Without the images, write out all of the following entries exactly.

**STORED DATA:**
--- Start ---
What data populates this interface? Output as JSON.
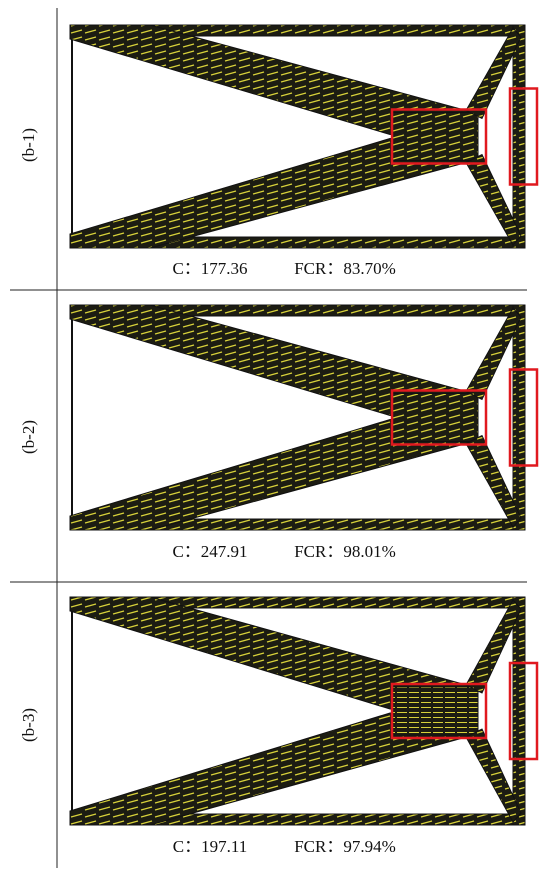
{
  "panels": [
    {
      "label": "(b-1)",
      "compliance": "C：177.36",
      "fcr": "FCR：83.70%"
    },
    {
      "label": "(b-2)",
      "compliance": "C：247.91",
      "fcr": "FCR：98.01%"
    },
    {
      "label": "(b-3)",
      "compliance": "C：197.11",
      "fcr": "FCR：97.94%"
    }
  ]
}
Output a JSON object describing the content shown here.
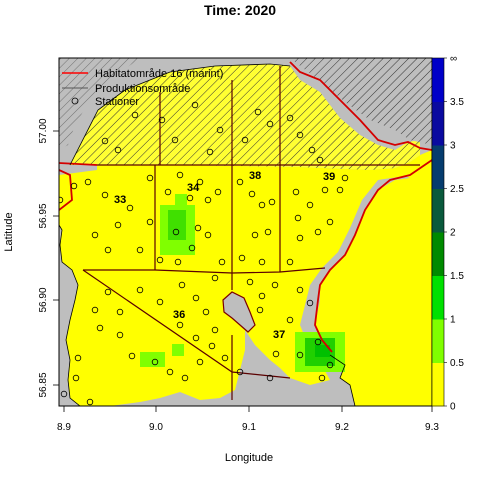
--- End ---
**WRITTEN ANSWER:**
What data populates this interface? Output as JSON.
{
  "panels": [
    {
      "label": "(b-1)",
      "compliance": "C：177.36",
      "fcr": "FCR：83.70%"
    },
    {
      "label": "(b-2)",
      "compliance": "C：247.91",
      "fcr": "FCR：98.01%"
    },
    {
      "label": "(b-3)",
      "compliance": "C：197.11",
      "fcr": "FCR：97.94%"
    }
  ]
}
Output a JSON object describing the content shown here.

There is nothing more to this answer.